* begin *
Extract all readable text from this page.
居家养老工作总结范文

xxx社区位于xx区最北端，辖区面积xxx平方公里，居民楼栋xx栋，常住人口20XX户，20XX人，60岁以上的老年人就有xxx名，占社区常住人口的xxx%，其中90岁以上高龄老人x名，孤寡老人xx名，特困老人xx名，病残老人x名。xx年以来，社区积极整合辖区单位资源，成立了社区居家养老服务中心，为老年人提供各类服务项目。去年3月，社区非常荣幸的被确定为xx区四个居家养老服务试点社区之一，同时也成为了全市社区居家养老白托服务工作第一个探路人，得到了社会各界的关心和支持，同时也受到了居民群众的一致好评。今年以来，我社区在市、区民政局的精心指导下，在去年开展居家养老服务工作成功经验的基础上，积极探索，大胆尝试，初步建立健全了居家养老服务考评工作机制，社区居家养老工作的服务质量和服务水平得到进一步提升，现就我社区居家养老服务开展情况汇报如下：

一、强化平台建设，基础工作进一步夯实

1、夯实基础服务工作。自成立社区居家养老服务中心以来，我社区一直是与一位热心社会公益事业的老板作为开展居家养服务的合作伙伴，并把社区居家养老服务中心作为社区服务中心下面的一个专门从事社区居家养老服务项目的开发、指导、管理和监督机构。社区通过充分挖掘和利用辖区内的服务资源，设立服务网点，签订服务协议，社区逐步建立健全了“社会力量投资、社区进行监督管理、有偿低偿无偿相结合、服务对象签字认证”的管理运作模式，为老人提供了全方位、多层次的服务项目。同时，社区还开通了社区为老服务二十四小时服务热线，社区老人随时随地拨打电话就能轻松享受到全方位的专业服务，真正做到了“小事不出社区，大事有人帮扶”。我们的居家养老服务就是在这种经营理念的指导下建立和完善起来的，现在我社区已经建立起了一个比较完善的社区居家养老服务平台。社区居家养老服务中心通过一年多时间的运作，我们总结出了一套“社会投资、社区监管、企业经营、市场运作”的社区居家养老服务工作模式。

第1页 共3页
* end *
**Set exercise:** Reproduce every line of the data verbatim.

**Task answer:**
Extract all readable text from this page.
居家养老工作总结范文

xxx社区位于xx区最北端，辖区面积xxx平方公里，居民楼栋xx栋，常住人口20XX户，20XX人，60岁以上的老年人就有xxx名，占社区常住人口的xxx%，其中90岁以上高龄老人x名，孤寡老人xx名，特困老人xx名，病残老人x名。xx年以来，社区积极整合辖区单位资源，成立了社区居家养老服务中心，为老年人提供各类服务项目。去年3月，社区非常荣幸的被确定为xx区四个居家养老服务试点社区之一，同时也成为了全市社区居家养老白托服务工作第一个探路人，得到了社会各界的关心和支持，同时也受到了居民群众的一致好评。今年以来，我社区在市、区民政局的精心指导下，在去年开展居家养老服务工作成功经验的基础上，积极探索，大胆尝试，初步建立健全了居家养老服务考评工作机制，社区居家养老工作的服务质量和服务水平得到进一步提升，现就我社区居家养老服务开展情况汇报如下：

一、强化平台建设，基础工作进一步夯实

1、夯实基础服务工作。自成立社区居家养老服务中心以来，我社区一直是与一位热心社会公益事业的老板作为开展居家养服务的合作伙伴，并把社区居家养老服务中心作为社区服务中心下面的一个专门从事社区居家养老服务项目的开发、指导、管理和监督机构。社区通过充分挖掘和利用辖区内的服务资源，设立服务网点，签订服务协议，社区逐步建立健全了“社会力量投资、社区进行监督管理、有偿低偿无偿相结合、服务对象签字认证”的管理运作模式，为老人提供了全方位、多层次的服务项目。同时，社区还开通了社区为老服务二十四小时服务热线，社区老人随时随地拨打电话就能轻松享受到全方位的专业服务，真正做到了“小事不出社区，大事有人帮扶”。我们的居家养老服务就是在这种经营理念的指导下建立和完善起来的，现在我社区已经建立起了一个比较完善的社区居家养老服务平台。社区居家养老服务中心通过一年多时间的运作，我们总结出了一套“社会投资、社区监管、企业经营、市场运作”的社区居家养老服务工作模式。

第1页 共3页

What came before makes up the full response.